▶ _KUTIPAN HALAMAN_:
▼▼▼

Belum lagi sampah antariksa. Yang teranyar, satelit milik Jerman jatuh kembali ke Bumi, menyusul jatuhnya UARS milik NASA. Sementara, masih ada sekitar 20 ribu sampah antariksa yang terkalatogkan.
Indonesia tak terkecuali berpotensi bahaya. Dua tahun lalu 8 Oktober 2008, asteroid selebar 10 meter meledak di Bone, Sulawesi Selatan. Kekuatannya diperkirakan tak main-main. Ledakan Bone dideteksi sebagai Superbolide atau "Bola Api Besar". Daya ledaknya bisa mencapai 50 kiloton bom TNT. “Jika itu jatuh di daratan, bisa menghancurkan satu kota. Untungnya jatuh di lautan,” kata Deputi Bidang Sains, Pengkajian, dan Informasi Kedirgantaraan, Lembaga Penerbangan dan Antariksa Nasional (LAPAN) dalam wawancara dengan VIVAnews.com.
Meski belum secanggih Badan Antariksa Amerika Serikat (NASA), LAPAN secara aktif memantau pergerakan asteroid dan sampah antariksa, terutama yang berpotensi membahayakan wilayah Indonesia. Juga untuk mengembangkan teknologi, demi mewujudkan mimpi menerbangkan satelit “made in Indonesia” sebelum tahun 2020.
Thomas juga mengatakan, LAPAN juga bertugas meluruskan berita-berita bohong (hoax) yang beredar di masyarakat, yang mengaitkan keberadaan benda langit dengan pertanda kiamat.
Kepada VIVAnews, ia juga menjawab pertanyaan-pertanyaan soal banyak hal, tentang mengapa kita kalah cepat dengan Malaysia mengirimkan astronot, perdebatan hilal yang tak kunjung selesai. Juga, soal potensi keberadaan mahluk lain di luar bumi.
Berikut petikan wawancara dengan Thomas Djamaluddin:
Program apa yang saat ini sedang dilaksanakan LAPAN?
Secara umum program teknis dalam LAPAN mencakup tiga hal, yakni, pertama pengembangan teknologi dirgantara, terdiri dari pengembangan roket yang diorientasikan ke roket peluncur satelit, pengembangan satelit --sekarang sudah ada satu satelit LAPAN berada di orbit, kerja sama dengan Jerman. Kemudian ketiga terkait dengan penelitian yang terkait pengembangan teknologi penerbangan.
Aspek kedua terkait dengan pengembangan data informasi dan penginderaan jauh yang berbasis satelit, ini khususnya untuk pemantauan lingkungan dan sumber daya alam, yaitu pertanian, kehutanan, perikanan semuanya di lakukan dengan teknik penginderaan jauh.
Ketiga, aspek sains dan kebijakan. Mencakup sains atmosfer dan antariksa. Jadi sains antariksa LAPAN merupakan lembaga penelitian satu-satunya di Indonesia yang mengamati aktivitas matahari. Sains atmosfer, LAPAN berupaya mengembangkan kompetensi untuk mendukung lembaga-lembaga operasional seperi BMKG, terkait bagaimana pemahaman dinamika atmosfer Indonesia.

▲▲▲

▶ _DESKRIPSI TUGAS_:
Bisakah Anda mengetik ulang bagian kutipan halaman tentang LAPAN di atas persis sama, mulai dari "Thomas juga mengatakan, LAPAN" dan berakhir pada "sedang dilaksanakan LAPAN?"? Gunakan kutipan halaman di atas saja sebagai sumber.

Data Terkumpul

▼▼▼

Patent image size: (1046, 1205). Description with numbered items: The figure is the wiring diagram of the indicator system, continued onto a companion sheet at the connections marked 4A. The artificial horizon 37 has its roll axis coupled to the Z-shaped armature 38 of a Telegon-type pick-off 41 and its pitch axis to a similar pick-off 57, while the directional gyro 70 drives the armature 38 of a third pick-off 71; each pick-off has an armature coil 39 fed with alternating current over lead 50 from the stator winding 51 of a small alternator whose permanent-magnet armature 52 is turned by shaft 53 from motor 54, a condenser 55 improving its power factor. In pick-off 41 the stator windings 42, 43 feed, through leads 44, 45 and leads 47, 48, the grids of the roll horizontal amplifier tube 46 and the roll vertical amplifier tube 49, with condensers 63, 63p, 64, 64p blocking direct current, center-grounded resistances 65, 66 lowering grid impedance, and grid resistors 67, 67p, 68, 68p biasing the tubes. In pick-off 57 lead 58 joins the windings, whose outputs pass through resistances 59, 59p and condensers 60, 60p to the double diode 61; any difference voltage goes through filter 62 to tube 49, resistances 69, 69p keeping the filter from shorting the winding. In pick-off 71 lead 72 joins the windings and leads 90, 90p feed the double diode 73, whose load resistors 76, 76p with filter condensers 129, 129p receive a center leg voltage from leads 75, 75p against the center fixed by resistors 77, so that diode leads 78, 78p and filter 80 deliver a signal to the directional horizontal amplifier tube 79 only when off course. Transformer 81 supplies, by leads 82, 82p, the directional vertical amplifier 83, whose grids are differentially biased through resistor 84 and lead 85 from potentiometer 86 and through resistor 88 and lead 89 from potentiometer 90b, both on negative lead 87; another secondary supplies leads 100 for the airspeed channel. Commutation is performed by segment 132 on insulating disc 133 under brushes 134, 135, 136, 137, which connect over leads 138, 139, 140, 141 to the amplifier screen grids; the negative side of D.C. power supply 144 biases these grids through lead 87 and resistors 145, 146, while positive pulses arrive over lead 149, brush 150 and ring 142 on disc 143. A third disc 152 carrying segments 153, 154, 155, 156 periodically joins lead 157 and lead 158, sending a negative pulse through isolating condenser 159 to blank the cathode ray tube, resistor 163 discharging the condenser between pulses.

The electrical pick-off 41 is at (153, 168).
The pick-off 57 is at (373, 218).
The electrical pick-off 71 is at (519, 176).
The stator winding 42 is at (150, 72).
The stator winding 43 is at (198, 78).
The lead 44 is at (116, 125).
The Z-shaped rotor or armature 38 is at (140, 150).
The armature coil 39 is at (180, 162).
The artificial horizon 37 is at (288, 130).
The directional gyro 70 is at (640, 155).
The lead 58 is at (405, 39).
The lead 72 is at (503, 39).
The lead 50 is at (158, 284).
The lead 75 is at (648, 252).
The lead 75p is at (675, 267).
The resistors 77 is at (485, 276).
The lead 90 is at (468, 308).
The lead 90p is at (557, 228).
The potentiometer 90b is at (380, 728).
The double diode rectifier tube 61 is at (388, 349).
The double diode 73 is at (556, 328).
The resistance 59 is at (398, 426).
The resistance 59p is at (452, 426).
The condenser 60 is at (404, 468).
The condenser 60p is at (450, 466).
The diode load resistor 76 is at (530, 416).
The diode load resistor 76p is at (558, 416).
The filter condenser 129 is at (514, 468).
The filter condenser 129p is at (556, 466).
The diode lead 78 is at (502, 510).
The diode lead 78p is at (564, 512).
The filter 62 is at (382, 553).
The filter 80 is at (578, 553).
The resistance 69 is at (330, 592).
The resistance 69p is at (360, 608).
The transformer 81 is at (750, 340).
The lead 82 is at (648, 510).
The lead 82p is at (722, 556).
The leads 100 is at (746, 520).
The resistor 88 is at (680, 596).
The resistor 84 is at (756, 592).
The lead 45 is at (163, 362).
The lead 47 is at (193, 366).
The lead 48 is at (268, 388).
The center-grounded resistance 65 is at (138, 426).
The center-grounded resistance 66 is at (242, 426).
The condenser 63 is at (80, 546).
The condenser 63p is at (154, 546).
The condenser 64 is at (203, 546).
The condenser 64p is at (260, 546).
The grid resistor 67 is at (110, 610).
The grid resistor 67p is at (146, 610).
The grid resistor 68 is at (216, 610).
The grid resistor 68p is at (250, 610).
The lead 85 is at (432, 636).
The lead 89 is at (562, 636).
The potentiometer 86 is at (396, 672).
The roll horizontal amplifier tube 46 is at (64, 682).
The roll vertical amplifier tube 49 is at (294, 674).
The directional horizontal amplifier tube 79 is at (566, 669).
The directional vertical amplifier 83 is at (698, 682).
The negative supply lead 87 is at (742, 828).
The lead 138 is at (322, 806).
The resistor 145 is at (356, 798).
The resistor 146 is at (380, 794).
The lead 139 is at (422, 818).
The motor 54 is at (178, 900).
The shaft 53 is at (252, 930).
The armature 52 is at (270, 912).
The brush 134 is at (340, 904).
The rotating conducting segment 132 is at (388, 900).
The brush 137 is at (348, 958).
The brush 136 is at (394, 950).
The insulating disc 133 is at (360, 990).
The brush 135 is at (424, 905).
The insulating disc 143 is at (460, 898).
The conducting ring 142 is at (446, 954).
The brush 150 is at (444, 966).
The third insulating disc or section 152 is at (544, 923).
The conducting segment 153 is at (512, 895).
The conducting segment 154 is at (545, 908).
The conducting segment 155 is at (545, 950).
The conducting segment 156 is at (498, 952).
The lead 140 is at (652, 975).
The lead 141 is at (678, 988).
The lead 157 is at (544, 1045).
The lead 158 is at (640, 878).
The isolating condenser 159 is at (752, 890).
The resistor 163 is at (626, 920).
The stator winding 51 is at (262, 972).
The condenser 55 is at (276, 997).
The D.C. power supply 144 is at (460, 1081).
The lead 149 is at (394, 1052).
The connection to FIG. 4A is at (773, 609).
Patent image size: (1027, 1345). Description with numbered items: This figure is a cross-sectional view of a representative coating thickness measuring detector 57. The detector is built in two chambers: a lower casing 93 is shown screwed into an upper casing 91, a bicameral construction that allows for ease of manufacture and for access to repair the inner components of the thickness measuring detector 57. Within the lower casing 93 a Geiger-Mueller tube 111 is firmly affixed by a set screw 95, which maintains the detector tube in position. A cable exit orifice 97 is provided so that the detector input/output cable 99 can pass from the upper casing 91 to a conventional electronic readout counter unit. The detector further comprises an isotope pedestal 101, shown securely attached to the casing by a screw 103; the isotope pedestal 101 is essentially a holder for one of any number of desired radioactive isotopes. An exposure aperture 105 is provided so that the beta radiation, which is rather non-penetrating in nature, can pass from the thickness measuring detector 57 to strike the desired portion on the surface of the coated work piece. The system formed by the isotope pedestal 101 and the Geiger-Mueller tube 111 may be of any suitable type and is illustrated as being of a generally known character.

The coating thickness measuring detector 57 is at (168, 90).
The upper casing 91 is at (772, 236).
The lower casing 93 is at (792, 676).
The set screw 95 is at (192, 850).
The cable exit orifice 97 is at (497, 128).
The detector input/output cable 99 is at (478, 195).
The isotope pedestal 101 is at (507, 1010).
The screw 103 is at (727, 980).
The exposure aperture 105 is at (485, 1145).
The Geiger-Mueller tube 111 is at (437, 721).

▲▲▲

▶ _PENYELESAIAN_:
Thomas juga mengatakan, LAPAN juga bertugas meluruskan berita-berita bohong (hoax) yang beredar di masyarakat, yang mengaitkan keberadaan benda langit dengan pertanda kiamat.
Kepada VIVAnews, ia juga menjawab pertanyaan-pertanyaan soal banyak hal, tentang mengapa kita kalah cepat dengan Malaysia mengirimkan astronot, perdebatan hilal yang tak kunjung selesai. Juga, soal potensi keberadaan mahluk lain di luar bumi.
Berikut petikan wawancara dengan Thomas Djamaluddin:
Program apa yang saat ini sedang dilaksanakan LAPAN?